Problem details: Output every entry exactly as written, but omit the pictures.

● ● ● ● ● ● ●

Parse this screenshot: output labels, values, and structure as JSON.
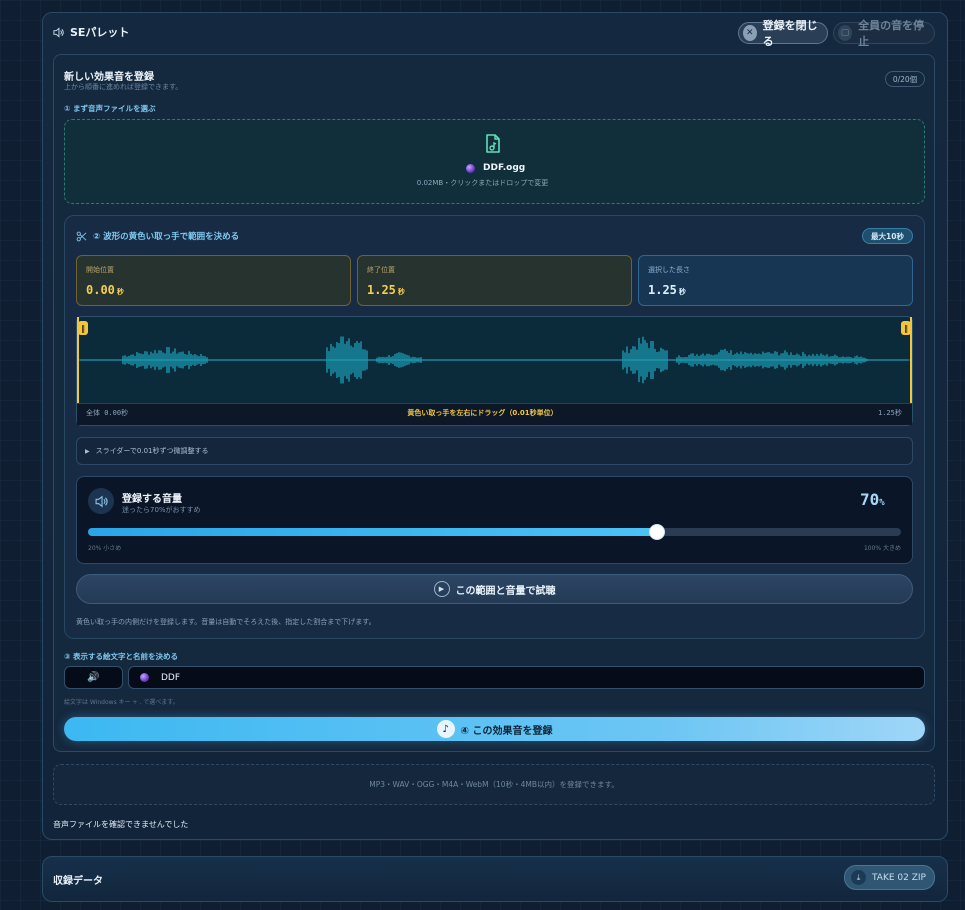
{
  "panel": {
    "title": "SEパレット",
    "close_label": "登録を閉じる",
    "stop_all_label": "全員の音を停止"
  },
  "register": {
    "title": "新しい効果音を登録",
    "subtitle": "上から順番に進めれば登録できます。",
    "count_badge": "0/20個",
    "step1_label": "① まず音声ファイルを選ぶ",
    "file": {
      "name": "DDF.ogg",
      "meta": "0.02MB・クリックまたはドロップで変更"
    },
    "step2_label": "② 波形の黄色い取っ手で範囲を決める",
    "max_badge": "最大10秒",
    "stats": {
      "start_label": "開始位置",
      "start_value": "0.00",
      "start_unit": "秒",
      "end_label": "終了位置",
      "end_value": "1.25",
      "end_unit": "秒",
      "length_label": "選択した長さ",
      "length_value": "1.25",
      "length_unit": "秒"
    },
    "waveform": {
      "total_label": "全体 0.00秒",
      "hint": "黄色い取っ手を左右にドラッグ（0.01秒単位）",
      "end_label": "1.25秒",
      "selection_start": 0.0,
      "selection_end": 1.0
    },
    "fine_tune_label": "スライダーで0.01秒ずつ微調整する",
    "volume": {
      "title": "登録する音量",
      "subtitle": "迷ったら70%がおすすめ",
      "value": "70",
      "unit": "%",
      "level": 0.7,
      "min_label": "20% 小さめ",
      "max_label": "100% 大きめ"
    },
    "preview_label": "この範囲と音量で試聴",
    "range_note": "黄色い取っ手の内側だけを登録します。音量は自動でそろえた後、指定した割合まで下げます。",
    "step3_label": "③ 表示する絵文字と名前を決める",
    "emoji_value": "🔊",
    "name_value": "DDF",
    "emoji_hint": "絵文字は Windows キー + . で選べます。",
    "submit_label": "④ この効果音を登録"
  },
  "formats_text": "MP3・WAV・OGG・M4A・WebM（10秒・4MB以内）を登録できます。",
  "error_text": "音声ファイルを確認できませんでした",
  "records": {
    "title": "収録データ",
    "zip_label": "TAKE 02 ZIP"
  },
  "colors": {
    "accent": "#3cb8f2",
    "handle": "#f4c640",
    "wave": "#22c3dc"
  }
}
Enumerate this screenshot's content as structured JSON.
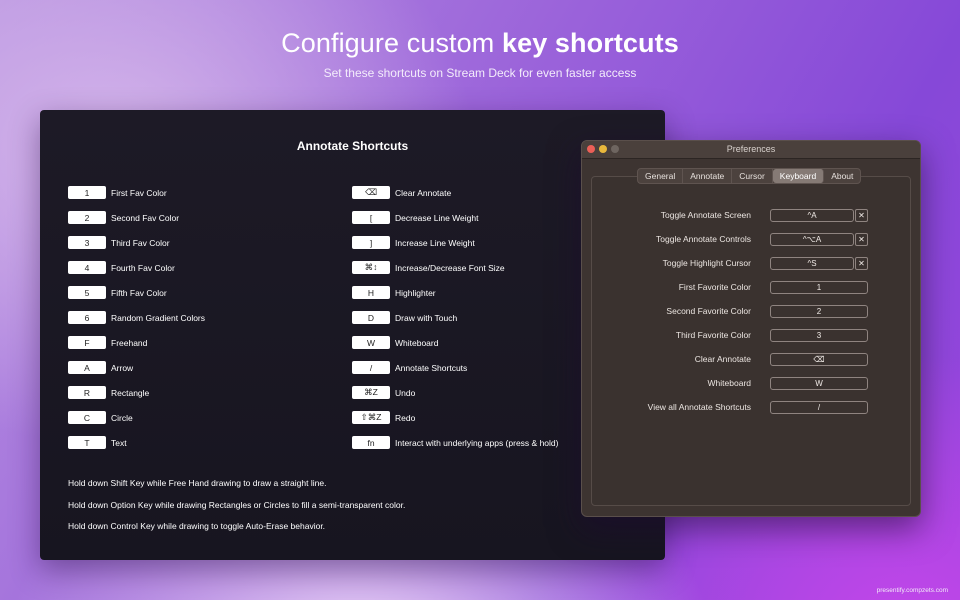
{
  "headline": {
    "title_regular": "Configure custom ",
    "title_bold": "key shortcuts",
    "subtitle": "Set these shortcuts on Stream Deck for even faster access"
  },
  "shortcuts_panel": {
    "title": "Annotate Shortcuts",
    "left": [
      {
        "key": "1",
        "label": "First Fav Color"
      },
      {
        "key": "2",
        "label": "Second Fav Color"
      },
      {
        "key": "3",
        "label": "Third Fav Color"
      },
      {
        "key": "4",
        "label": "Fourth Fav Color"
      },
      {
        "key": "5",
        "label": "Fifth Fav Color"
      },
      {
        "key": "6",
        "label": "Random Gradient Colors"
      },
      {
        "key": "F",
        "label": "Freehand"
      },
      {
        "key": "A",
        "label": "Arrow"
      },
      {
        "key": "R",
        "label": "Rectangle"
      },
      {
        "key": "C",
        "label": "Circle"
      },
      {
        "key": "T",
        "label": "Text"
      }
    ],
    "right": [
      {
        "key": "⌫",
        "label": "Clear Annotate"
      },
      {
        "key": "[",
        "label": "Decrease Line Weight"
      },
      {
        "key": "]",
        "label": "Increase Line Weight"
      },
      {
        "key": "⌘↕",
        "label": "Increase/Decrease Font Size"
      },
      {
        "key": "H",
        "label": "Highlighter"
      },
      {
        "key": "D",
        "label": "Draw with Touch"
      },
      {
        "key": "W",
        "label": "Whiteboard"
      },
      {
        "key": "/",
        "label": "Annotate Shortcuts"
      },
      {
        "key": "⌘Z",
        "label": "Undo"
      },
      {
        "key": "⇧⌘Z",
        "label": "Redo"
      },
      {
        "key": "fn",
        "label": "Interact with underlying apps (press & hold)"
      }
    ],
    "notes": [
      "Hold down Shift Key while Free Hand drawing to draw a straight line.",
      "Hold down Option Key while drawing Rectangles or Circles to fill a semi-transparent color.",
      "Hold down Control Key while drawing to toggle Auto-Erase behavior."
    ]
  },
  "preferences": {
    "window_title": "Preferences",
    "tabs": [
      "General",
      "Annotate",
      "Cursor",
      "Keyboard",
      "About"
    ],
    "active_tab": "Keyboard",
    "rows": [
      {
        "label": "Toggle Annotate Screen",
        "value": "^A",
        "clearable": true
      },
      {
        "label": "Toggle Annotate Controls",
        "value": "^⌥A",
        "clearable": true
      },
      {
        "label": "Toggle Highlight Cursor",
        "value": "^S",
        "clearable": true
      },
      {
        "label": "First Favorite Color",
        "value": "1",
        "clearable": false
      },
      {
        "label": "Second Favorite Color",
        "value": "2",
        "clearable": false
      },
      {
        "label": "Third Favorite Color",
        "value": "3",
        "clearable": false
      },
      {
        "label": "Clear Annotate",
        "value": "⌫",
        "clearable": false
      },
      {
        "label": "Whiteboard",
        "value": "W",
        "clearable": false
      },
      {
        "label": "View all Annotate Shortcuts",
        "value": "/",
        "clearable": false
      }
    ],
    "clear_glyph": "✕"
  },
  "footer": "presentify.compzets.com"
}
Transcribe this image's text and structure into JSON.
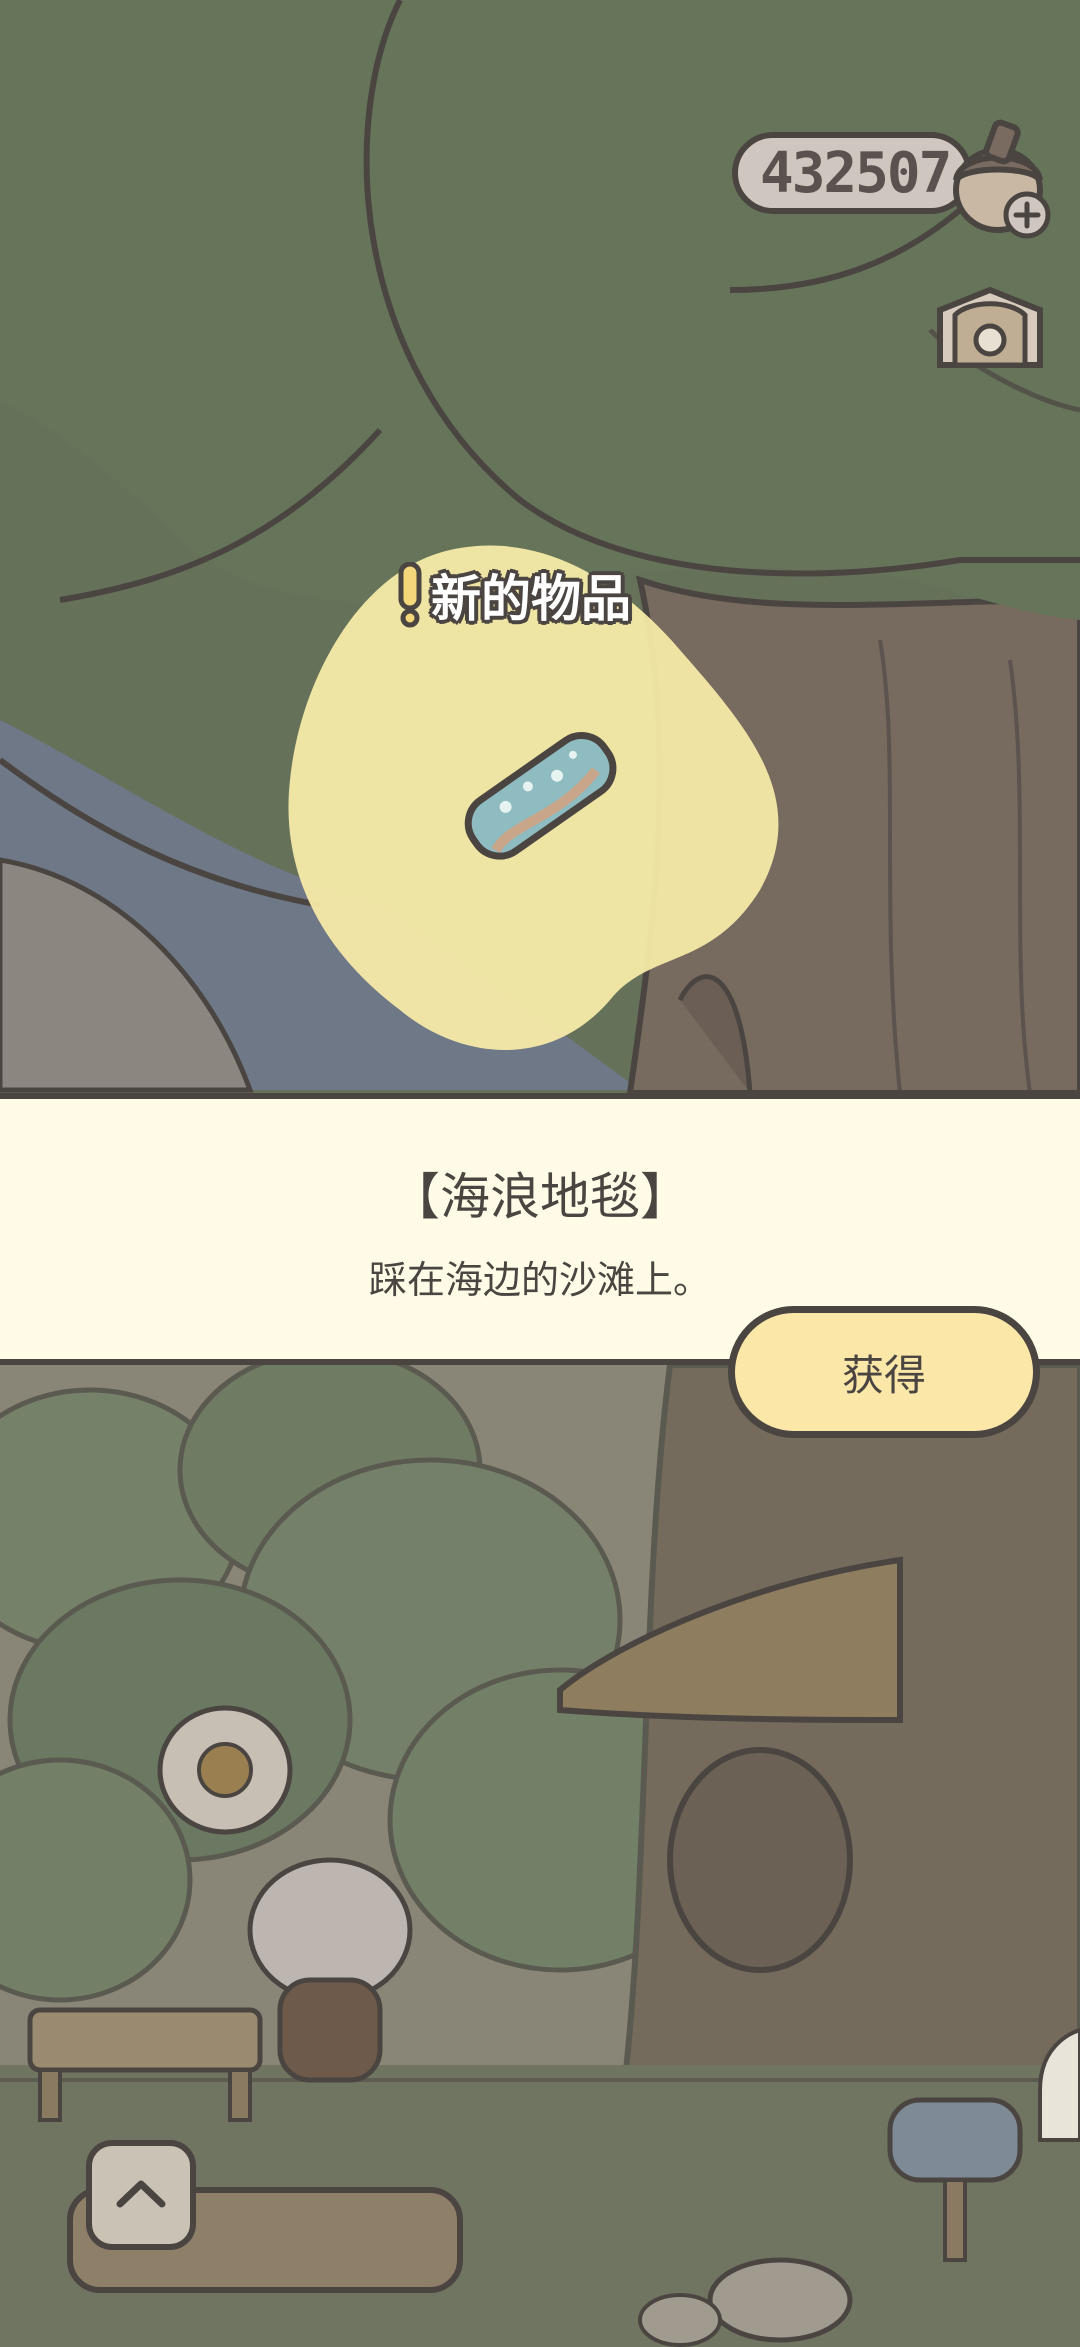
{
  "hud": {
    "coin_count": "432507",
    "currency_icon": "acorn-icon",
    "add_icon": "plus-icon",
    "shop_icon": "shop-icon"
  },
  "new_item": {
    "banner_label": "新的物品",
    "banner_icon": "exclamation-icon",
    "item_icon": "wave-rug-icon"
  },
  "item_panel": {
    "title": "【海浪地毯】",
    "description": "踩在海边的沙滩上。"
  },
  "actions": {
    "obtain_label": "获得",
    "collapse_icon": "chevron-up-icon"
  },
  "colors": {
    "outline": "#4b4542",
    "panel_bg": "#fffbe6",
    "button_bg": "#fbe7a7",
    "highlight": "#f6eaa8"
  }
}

● ● ● ● ● ● ●

Correct output:
Parse this screenshot: output labels, values, and structure as JSON.
{
  "panel": {
    "title": "SEパレット",
    "close_label": "登録を閉じる",
    "stop_all_label": "全員の音を停止"
  },
  "register": {
    "title": "新しい効果音を登録",
    "subtitle": "上から順番に進めれば登録できます。",
    "count_badge": "0/20個",
    "step1_label": "① まず音声ファイルを選ぶ",
    "file": {
      "name": "DDF.ogg",
      "meta": "0.02MB・クリックまたはドロップで変更"
    },
    "step2_label": "② 波形の黄色い取っ手で範囲を決める",
    "max_badge": "最大10秒",
    "stats": {
      "start_label": "開始位置",
      "start_value": "0.00",
      "start_unit": "秒",
      "end_label": "終了位置",
      "end_value": "1.25",
      "end_unit": "秒",
      "length_label": "選択した長さ",
      "length_value": "1.25",
      "length_unit": "秒"
    },
    "waveform": {
      "total_label": "全体 0.00秒",
      "hint": "黄色い取っ手を左右にドラッグ（0.01秒単位）",
      "end_label": "1.25秒",
      "selection_start": 0.0,
      "selection_end": 1.0
    },
    "fine_tune_label": "スライダーで0.01秒ずつ微調整する",
    "volume": {
      "title": "登録する音量",
      "subtitle": "迷ったら70%がおすすめ",
      "value": "70",
      "unit": "%",
      "level": 0.7,
      "min_label": "20% 小さめ",
      "max_label": "100% 大きめ"
    },
    "preview_label": "この範囲と音量で試聴",
    "range_note": "黄色い取っ手の内側だけを登録します。音量は自動でそろえた後、指定した割合まで下げます。",
    "step3_label": "③ 表示する絵文字と名前を決める",
    "emoji_value": "🔊",
    "name_value": "DDF",
    "emoji_hint": "絵文字は Windows キー + . で選べます。",
    "submit_label": "④ この効果音を登録"
  },
  "formats_text": "MP3・WAV・OGG・M4A・WebM（10秒・4MB以内）を登録できます。",
  "error_text": "音声ファイルを確認できませんでした",
  "records": {
    "title": "収録データ",
    "zip_label": "TAKE 02 ZIP"
  },
  "colors": {
    "accent": "#3cb8f2",
    "handle": "#f4c640",
    "wave": "#22c3dc"
  }
}
Enumerate this screenshot's content as structured JSON.
{
  "headline": {
    "title_regular": "Configure custom ",
    "title_bold": "key shortcuts",
    "subtitle": "Set these shortcuts on Stream Deck for even faster access"
  },
  "shortcuts_panel": {
    "title": "Annotate Shortcuts",
    "left": [
      {
        "key": "1",
        "label": "First Fav Color"
      },
      {
        "key": "2",
        "label": "Second Fav Color"
      },
      {
        "key": "3",
        "label": "Third Fav Color"
      },
      {
        "key": "4",
        "label": "Fourth Fav Color"
      },
      {
        "key": "5",
        "label": "Fifth Fav Color"
      },
      {
        "key": "6",
        "label": "Random Gradient Colors"
      },
      {
        "key": "F",
        "label": "Freehand"
      },
      {
        "key": "A",
        "label": "Arrow"
      },
      {
        "key": "R",
        "label": "Rectangle"
      },
      {
        "key": "C",
        "label": "Circle"
      },
      {
        "key": "T",
        "label": "Text"
      }
    ],
    "right": [
      {
        "key": "⌫",
        "label": "Clear Annotate"
      },
      {
        "key": "[",
        "label": "Decrease Line Weight"
      },
      {
        "key": "]",
        "label": "Increase Line Weight"
      },
      {
        "key": "⌘↕",
        "label": "Increase/Decrease Font Size"
      },
      {
        "key": "H",
        "label": "Highlighter"
      },
      {
        "key": "D",
        "label": "Draw with Touch"
      },
      {
        "key": "W",
        "label": "Whiteboard"
      },
      {
        "key": "/",
        "label": "Annotate Shortcuts"
      },
      {
        "key": "⌘Z",
        "label": "Undo"
      },
      {
        "key": "⇧⌘Z",
        "label": "Redo"
      },
      {
        "key": "fn",
        "label": "Interact with underlying apps (press & hold)"
      }
    ],
    "notes": [
      "Hold down Shift Key while Free Hand drawing to draw a straight line.",
      "Hold down Option Key while drawing Rectangles or Circles to fill a semi-transparent color.",
      "Hold down Control Key while drawing to toggle Auto-Erase behavior."
    ]
  },
  "preferences": {
    "window_title": "Preferences",
    "tabs": [
      "General",
      "Annotate",
      "Cursor",
      "Keyboard",
      "About"
    ],
    "active_tab": "Keyboard",
    "rows": [
      {
        "label": "Toggle Annotate Screen",
        "value": "^A",
        "clearable": true
      },
      {
        "label": "Toggle Annotate Controls",
        "value": "^⌥A",
        "clearable": true
      },
      {
        "label": "Toggle Highlight Cursor",
        "value": "^S",
        "clearable": true
      },
      {
        "label": "First Favorite Color",
        "value": "1",
        "clearable": false
      },
      {
        "label": "Second Favorite Color",
        "value": "2",
        "clearable": false
      },
      {
        "label": "Third Favorite Color",
        "value": "3",
        "clearable": false
      },
      {
        "label": "Clear Annotate",
        "value": "⌫",
        "clearable": false
      },
      {
        "label": "Whiteboard",
        "value": "W",
        "clearable": false
      },
      {
        "label": "View all Annotate Shortcuts",
        "value": "/",
        "clearable": false
      }
    ],
    "clear_glyph": "✕"
  },
  "footer": "presentify.compzets.com"
}
Transcribe this image's text and structure into JSON.
{
  "hud": {
    "coin_count": "432507",
    "currency_icon": "acorn-icon",
    "add_icon": "plus-icon",
    "shop_icon": "shop-icon"
  },
  "new_item": {
    "banner_label": "新的物品",
    "banner_icon": "exclamation-icon",
    "item_icon": "wave-rug-icon"
  },
  "item_panel": {
    "title": "【海浪地毯】",
    "description": "踩在海边的沙滩上。"
  },
  "actions": {
    "obtain_label": "获得",
    "collapse_icon": "chevron-up-icon"
  },
  "colors": {
    "outline": "#4b4542",
    "panel_bg": "#fffbe6",
    "button_bg": "#fbe7a7",
    "highlight": "#f6eaa8"
  }
}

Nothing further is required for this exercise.